* ТЕКСТ:

+ + +

Но большая часть комнат не связана с романом и создает собственный воображаемый мир с его загадками. Выставка по-разному воспринималась людьми, читавшими и не читавшими «Машину времени». Как говорит Лингвуд, знание романа могло помочь навигации и расшифровке выставки, но не было обязательным для ее понимания. Поэтому создатели и назвали ее «H.G.», а не «H.G. Wells», что расширяло возможность различных прочтений. Выставка создавала эффект, близкий иллюзионизму магического реализма или сюрреализма — серию разрозненных, но завораживающе точных проработанных образов[14]. Эта разрозненность и несвязность повествования, разрушение нарратива, который приближается к жизни, театроведы также находили в постдраматическом театре.

+ + +

* ПРИВЕДЕННЫЕ ДАННЫЕ:
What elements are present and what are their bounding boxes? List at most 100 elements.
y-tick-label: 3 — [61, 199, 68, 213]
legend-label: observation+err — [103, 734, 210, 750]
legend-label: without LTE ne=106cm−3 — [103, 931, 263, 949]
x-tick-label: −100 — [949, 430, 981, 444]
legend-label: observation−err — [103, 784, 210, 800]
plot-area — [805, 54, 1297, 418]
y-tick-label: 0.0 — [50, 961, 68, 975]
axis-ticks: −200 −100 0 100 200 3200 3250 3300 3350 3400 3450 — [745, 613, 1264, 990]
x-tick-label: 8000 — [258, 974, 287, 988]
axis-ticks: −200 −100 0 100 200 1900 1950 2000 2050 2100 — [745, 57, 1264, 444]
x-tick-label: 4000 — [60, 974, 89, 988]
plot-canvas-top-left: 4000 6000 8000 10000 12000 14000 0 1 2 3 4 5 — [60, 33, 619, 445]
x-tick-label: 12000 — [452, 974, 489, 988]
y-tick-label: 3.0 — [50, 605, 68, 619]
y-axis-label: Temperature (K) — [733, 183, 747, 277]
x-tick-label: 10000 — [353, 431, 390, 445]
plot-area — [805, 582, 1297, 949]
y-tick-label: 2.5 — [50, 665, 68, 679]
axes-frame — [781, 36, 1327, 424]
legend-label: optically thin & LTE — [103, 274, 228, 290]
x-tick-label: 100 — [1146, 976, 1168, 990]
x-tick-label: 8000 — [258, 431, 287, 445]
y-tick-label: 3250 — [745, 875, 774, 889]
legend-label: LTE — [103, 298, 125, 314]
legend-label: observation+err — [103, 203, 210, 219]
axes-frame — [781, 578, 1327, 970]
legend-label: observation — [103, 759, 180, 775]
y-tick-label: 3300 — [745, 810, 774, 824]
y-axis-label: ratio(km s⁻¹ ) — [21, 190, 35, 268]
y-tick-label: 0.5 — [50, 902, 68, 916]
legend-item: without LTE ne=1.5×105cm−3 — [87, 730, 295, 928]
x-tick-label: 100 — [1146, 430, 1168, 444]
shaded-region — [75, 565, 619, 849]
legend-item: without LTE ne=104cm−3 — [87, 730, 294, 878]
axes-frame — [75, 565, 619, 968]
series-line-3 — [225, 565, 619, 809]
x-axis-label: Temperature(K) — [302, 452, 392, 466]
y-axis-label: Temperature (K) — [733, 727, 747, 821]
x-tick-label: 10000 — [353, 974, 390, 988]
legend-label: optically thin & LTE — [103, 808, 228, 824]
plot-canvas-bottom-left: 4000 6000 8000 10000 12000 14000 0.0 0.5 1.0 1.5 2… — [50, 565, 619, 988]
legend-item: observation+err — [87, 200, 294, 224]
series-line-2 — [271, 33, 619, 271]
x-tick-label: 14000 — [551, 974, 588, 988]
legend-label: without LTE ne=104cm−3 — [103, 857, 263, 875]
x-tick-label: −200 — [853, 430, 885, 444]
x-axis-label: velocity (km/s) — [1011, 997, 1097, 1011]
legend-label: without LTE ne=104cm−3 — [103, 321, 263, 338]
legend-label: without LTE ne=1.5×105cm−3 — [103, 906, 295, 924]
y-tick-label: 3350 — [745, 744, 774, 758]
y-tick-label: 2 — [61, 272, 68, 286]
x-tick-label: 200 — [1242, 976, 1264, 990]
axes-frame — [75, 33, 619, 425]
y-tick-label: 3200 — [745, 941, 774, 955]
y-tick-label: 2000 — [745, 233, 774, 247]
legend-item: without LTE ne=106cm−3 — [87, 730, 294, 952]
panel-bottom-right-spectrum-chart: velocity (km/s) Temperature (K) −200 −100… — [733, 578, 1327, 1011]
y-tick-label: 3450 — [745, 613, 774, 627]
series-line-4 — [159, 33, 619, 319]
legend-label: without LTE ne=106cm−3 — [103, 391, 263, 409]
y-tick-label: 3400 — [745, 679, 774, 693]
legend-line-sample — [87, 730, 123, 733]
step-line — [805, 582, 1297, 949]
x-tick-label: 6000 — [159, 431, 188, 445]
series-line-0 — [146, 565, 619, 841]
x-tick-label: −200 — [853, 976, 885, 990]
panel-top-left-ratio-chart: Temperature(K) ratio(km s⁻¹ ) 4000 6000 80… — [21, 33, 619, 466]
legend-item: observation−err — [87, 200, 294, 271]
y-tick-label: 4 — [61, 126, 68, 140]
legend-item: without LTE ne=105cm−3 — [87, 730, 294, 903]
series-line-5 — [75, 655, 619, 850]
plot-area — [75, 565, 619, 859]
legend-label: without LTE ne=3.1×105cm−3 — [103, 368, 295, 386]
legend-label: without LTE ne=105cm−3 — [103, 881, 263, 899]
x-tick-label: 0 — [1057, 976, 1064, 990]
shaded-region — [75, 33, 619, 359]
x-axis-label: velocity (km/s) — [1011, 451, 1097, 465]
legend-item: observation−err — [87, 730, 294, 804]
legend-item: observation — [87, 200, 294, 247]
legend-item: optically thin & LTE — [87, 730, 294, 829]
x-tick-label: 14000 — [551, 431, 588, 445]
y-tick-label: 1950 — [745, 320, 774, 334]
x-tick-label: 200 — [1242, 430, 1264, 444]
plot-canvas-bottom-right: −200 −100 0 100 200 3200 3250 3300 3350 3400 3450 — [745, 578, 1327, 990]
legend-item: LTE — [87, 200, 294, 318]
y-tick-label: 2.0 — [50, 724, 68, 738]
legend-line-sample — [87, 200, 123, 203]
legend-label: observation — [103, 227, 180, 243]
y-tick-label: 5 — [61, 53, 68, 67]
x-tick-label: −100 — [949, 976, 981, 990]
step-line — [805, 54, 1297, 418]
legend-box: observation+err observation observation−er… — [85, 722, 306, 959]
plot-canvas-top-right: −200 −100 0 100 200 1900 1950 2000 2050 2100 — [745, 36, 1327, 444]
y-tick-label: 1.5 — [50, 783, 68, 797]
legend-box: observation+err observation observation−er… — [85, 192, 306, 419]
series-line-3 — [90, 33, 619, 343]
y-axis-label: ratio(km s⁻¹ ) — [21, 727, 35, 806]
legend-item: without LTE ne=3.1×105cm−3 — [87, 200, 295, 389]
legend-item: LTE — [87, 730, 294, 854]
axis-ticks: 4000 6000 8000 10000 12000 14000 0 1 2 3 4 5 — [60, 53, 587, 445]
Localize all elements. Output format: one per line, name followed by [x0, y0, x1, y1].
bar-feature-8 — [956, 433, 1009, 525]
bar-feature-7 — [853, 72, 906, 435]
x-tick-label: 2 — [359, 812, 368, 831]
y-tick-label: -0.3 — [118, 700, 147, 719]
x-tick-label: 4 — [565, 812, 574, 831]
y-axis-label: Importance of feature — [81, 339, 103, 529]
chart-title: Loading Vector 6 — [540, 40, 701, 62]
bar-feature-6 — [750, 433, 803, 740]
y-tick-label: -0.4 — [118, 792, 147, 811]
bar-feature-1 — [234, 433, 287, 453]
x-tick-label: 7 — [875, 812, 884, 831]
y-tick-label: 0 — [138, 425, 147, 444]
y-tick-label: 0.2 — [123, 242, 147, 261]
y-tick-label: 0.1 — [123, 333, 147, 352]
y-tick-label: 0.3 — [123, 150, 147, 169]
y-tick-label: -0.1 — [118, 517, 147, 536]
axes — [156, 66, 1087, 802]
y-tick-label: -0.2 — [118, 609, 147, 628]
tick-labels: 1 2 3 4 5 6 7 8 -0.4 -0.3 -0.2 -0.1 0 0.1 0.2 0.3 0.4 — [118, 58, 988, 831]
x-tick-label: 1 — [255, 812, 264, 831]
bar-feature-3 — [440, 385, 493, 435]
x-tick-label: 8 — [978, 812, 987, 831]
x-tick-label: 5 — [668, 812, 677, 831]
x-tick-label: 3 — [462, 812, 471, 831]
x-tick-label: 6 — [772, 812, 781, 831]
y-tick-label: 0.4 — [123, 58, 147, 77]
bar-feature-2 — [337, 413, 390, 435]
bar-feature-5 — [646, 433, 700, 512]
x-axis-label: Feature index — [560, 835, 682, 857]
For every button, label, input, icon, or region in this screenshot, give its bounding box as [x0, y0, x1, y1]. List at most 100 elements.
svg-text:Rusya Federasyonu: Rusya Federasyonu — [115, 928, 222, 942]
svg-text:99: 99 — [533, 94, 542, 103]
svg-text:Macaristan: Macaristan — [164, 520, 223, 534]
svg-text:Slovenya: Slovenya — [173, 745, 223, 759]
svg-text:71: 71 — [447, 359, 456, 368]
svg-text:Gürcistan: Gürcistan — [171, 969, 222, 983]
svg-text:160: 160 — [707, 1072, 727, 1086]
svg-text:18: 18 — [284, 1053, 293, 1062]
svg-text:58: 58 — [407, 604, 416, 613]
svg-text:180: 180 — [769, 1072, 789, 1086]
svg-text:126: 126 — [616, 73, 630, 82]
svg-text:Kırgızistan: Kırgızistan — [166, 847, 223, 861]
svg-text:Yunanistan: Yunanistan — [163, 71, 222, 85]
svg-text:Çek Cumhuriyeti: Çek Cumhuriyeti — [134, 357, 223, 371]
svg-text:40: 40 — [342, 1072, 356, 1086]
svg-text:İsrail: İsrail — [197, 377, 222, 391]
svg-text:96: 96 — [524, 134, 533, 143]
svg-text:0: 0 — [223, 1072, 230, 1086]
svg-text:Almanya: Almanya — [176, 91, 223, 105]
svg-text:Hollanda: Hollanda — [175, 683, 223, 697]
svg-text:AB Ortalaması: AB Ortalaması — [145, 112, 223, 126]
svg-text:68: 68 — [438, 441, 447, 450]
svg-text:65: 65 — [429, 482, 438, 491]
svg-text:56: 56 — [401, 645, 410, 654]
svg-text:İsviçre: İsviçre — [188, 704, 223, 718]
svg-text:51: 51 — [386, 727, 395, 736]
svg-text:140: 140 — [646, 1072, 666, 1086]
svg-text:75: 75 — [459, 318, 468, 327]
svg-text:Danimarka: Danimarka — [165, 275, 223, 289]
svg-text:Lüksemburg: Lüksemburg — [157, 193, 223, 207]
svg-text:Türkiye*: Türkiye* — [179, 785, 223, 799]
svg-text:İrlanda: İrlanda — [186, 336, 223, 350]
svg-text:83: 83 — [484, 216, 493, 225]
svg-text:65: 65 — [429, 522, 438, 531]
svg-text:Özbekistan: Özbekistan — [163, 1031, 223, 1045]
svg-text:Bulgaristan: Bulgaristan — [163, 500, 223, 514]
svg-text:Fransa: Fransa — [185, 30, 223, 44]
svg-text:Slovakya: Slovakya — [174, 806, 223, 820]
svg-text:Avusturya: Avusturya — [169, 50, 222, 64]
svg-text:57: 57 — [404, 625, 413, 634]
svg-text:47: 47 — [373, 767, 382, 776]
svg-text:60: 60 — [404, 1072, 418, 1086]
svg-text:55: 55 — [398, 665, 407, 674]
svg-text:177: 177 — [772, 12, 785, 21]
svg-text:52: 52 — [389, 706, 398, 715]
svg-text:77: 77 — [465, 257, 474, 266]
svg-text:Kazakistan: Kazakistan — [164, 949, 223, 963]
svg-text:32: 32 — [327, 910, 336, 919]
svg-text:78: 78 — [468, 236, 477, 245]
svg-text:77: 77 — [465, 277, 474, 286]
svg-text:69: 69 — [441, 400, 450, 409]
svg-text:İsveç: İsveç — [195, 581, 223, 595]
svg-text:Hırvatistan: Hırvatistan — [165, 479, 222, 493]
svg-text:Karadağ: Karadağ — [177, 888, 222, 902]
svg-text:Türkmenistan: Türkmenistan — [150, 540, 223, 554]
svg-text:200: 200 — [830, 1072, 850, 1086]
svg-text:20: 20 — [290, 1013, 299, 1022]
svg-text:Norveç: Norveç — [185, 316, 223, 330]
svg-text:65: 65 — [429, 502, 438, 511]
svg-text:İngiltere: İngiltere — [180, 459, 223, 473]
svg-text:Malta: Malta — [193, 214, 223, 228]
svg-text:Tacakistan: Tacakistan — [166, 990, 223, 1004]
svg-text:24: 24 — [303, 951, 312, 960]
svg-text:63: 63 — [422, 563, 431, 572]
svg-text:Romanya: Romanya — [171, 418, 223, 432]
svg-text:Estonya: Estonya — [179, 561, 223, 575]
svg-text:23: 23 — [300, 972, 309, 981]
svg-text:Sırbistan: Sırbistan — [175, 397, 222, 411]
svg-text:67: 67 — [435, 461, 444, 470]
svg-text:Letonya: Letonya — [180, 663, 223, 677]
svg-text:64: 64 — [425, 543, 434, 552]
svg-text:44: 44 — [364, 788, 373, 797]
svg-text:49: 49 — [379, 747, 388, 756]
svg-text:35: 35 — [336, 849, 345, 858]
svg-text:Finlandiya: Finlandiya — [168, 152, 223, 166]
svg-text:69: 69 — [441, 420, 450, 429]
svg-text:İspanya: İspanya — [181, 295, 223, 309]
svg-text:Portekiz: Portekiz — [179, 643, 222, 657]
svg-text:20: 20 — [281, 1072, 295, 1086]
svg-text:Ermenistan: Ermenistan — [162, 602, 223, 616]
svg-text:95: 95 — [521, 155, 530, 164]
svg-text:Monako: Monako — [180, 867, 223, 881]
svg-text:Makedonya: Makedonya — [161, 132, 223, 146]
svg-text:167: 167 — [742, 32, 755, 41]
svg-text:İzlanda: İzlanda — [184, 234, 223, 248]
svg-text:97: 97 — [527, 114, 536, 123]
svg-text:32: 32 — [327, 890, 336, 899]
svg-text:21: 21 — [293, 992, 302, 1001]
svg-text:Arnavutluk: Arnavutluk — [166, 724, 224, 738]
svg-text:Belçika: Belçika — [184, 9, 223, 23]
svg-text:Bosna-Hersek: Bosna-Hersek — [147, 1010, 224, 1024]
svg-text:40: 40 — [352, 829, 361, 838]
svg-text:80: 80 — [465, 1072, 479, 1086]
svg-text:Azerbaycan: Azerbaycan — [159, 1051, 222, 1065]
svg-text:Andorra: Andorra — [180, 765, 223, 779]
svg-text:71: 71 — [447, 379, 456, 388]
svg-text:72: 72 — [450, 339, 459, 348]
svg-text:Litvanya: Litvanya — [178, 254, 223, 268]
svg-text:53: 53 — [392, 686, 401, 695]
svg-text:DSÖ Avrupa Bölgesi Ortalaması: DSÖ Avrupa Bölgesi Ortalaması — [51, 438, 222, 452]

+ + +

* ЗАДАНИЯ ДЛЯ ВЫПОЛНЕНИЯ:
1. Ответьте по тексту о выставке:
(а) Как создатели назвали выставку?
(б) Кто говорит, что знание романа могло помочь навигации и расшифровке выставки?
(в) Где театроведы также находили разрозненность и несвязность повествования?
2. Выведите отрывок из текста о выставке между словами «Но большая часть» и «в постдраматическом театре.», включая их.
3. Допишите следующую часть текста о выставке, начав сразу после его последнего предложения.

* ОТВЕТЫ ПО ПОРЯДКУ:
1.
(а) «H.G.»
(б) Лингвуд.
(в) В постдраматическом театре.

2.
Но большая часть комнат не связана с романом и создает собственный воображаемый мир с его загадками. Выставка по-разному воспринималась людьми, читавшими и не читавшими «Машину времени». Как говорит Лингвуд, знание романа могло помочь навигации и расшифровке выставки, но не было обязательным для ее понимания. Поэтому создатели и назвали ее «H.G.», а не «H.G. Wells», что расширяло возможность различных прочтений. Выставка создавала эффект, близкий иллюзионизму магического реализма или сюрреализма — серию разрозненных, но завораживающе точных проработанных образов[14]. Эта разрозненность и несвязность повествования, разрушение нарратива, который приближается к жизни, театроведы также находили в постдраматическом театре.

3.
Так же как и театральные работы, экспозиция Уилсона приглашала зрителя в «волшебную страну перемен, двойственностей и странных соответствий»[15]. Провожая посетителей сквозь череду комнат, она переносила их в другие эпохи, в отдаленные или фантастические места. Так художники создали «персонализацию истории, извлекая из ее обширных и непредставимых горизонтов что-то очень личное и значимое»[16]. В работах Уилсона присутствует универсальная история, выступающая в виде «мультикультурного, этнографического, археологического ка лейдоскопа»: его театральные картины смешивают внутри себя разные времена, культуры и пространства.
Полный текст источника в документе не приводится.